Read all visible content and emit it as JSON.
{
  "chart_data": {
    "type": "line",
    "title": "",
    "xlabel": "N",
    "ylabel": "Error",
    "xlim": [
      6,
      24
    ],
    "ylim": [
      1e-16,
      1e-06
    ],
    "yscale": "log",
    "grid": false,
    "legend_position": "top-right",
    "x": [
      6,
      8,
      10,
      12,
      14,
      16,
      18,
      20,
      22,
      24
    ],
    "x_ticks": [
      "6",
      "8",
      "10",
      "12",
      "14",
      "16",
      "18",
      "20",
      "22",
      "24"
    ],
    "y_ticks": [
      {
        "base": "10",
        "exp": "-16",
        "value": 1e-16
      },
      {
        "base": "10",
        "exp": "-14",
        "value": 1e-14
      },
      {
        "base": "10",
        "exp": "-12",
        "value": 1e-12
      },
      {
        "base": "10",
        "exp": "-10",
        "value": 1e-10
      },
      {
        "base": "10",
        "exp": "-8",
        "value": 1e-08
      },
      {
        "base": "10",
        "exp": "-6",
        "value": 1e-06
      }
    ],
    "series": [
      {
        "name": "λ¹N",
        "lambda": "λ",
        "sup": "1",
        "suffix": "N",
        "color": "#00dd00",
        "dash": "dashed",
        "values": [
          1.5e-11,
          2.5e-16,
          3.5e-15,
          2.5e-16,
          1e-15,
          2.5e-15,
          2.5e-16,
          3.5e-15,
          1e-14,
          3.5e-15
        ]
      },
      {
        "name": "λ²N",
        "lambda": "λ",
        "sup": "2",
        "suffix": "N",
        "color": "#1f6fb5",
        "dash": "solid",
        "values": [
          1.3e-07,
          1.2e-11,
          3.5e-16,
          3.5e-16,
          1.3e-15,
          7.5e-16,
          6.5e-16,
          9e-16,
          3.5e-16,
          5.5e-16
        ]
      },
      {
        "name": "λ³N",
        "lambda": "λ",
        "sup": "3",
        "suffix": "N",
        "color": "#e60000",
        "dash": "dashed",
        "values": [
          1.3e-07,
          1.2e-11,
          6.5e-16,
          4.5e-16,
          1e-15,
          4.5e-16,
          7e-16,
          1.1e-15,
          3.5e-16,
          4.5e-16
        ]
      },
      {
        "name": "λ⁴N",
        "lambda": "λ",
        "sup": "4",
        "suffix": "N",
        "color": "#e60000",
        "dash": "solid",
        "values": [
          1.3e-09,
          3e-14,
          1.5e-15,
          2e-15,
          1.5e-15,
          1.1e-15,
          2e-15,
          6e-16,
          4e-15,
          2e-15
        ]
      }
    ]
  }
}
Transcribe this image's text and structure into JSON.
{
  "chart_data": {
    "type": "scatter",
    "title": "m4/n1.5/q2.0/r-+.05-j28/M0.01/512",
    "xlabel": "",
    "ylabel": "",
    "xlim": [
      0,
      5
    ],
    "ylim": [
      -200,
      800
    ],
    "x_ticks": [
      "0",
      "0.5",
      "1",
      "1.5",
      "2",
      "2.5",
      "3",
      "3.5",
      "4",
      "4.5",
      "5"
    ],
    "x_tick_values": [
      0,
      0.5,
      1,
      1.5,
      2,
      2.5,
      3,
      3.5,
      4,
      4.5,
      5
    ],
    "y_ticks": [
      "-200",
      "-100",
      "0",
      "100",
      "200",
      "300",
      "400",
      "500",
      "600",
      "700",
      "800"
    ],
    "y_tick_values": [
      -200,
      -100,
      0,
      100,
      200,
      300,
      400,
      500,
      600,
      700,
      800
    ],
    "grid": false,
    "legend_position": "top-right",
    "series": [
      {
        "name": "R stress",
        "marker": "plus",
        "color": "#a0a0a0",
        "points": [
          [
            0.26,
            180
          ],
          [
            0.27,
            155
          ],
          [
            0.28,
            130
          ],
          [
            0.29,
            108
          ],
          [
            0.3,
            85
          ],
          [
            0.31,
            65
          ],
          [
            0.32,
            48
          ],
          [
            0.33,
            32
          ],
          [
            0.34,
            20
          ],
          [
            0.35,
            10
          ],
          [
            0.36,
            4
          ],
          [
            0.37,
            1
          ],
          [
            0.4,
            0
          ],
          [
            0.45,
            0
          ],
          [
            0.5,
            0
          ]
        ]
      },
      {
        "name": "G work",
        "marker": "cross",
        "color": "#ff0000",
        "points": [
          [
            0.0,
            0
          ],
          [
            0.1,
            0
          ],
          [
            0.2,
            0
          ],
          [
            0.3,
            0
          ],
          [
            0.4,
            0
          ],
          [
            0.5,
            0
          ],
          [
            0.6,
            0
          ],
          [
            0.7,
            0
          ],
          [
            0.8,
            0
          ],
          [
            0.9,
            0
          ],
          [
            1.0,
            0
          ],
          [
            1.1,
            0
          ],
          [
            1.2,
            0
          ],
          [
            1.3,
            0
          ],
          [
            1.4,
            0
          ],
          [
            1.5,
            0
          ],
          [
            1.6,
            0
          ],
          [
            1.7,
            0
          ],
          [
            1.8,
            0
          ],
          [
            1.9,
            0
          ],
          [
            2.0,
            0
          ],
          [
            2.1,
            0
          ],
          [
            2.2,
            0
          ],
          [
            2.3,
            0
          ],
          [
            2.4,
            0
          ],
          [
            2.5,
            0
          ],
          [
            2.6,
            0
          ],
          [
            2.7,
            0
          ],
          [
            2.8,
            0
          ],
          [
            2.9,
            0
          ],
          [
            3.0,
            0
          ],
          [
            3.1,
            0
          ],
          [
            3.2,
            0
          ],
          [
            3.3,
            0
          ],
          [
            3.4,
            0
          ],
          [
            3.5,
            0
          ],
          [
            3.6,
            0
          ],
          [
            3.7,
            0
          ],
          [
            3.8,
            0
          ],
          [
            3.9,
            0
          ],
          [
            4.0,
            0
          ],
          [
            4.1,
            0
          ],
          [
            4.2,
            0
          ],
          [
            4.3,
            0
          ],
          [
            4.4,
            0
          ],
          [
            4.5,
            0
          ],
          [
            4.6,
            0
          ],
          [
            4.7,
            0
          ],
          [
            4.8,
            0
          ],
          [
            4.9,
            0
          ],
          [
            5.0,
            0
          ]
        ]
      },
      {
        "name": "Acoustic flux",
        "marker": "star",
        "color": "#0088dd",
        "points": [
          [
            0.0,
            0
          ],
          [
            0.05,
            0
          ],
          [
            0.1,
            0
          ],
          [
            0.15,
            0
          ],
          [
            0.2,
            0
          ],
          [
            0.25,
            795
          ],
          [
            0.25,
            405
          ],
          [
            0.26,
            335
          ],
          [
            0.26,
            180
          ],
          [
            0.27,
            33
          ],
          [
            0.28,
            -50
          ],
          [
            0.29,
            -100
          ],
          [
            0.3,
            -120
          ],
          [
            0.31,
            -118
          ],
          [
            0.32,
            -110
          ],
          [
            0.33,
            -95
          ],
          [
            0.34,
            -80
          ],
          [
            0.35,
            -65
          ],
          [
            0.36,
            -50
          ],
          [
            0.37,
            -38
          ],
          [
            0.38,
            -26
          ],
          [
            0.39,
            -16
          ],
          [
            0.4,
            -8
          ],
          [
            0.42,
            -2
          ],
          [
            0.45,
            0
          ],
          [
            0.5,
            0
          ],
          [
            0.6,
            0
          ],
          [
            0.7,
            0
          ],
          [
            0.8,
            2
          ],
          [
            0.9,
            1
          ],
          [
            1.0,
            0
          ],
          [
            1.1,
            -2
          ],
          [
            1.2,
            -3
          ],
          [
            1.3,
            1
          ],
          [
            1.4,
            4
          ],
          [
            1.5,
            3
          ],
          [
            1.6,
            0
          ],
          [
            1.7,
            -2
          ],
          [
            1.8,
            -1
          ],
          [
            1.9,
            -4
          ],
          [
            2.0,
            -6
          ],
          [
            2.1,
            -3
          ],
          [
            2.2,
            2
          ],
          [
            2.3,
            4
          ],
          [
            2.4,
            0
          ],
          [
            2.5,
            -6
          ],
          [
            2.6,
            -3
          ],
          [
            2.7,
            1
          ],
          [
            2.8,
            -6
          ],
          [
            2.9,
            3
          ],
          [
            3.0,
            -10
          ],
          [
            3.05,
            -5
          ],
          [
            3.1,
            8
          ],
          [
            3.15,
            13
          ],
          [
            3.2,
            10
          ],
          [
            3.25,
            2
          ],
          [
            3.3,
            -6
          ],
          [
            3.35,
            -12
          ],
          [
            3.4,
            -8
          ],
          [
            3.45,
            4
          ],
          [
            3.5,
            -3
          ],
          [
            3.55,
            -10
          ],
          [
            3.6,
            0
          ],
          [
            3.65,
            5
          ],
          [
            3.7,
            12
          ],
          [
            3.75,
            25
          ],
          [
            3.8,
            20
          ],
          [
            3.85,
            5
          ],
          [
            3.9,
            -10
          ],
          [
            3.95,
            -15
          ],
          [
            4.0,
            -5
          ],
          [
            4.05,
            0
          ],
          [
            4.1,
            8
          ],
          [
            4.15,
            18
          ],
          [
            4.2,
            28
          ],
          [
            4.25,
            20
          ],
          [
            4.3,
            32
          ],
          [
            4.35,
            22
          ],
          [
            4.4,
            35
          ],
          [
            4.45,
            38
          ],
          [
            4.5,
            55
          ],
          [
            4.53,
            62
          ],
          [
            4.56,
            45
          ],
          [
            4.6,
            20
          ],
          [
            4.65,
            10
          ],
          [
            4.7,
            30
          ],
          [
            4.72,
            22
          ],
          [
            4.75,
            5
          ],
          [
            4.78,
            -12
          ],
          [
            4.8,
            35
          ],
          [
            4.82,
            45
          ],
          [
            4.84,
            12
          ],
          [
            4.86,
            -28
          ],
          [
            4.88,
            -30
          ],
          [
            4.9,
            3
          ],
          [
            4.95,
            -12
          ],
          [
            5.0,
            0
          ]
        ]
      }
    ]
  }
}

————————

WHAT YOU SHOULD DO:
Go over the records above and tally the lines with the word "name" in them. Give the number alone.

THE COMPLETED TASK:
7